### Requirements:
Can you edit the part of the rows that opens with the line containing "data-marker bbox=[160, 593, 172, 615]" and closes with the line containing "data-marker bbox=[121, 595, 133, 617]", putting "chart-border" in place of "chart-frame" and keeping everything else the same? Return only those lines.
========================
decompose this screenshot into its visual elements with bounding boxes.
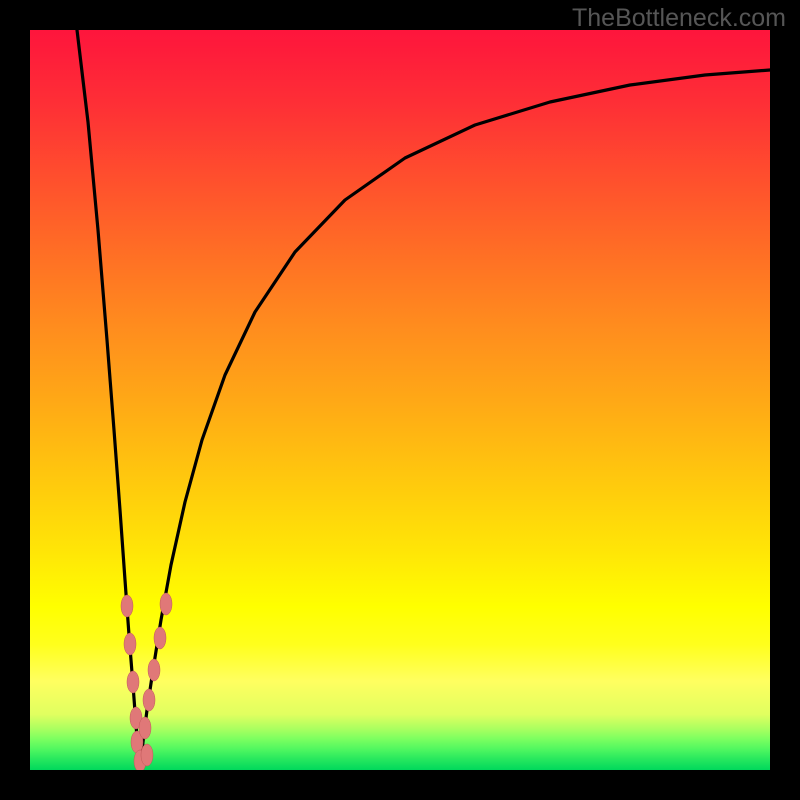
data-marker bbox=[160, 593, 172, 615]
data-marker bbox=[127, 671, 139, 693]
data-marker bbox=[143, 689, 155, 711]
data-marker bbox=[141, 744, 153, 766]
watermark-text: TheBottleneck.com bbox=[572, 4, 786, 33]
data-marker bbox=[154, 627, 166, 649]
data-marker bbox=[139, 717, 151, 739]
gradient-background bbox=[30, 30, 770, 770]
chart-frame: TheBottleneck.com bbox=[0, 0, 800, 800]
data-marker bbox=[148, 659, 160, 681]
bottleneck-chart-svg bbox=[0, 0, 800, 800]
data-marker bbox=[121, 595, 133, 617]
data-marker bbox=[124, 633, 136, 655]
========================
### Solution below:
data-marker bbox=[160, 593, 172, 615]
data-marker bbox=[127, 671, 139, 693]
data-marker bbox=[143, 689, 155, 711]
data-marker bbox=[141, 744, 153, 766]
watermark-text: TheBottleneck.com bbox=[572, 4, 786, 33]
data-marker bbox=[154, 627, 166, 649]
data-marker bbox=[139, 717, 151, 739]
gradient-background bbox=[30, 30, 770, 770]
chart-border: TheBottleneck.com bbox=[0, 0, 800, 800]
data-marker bbox=[148, 659, 160, 681]
bottleneck-chart-svg bbox=[0, 0, 800, 800]
data-marker bbox=[121, 595, 133, 617]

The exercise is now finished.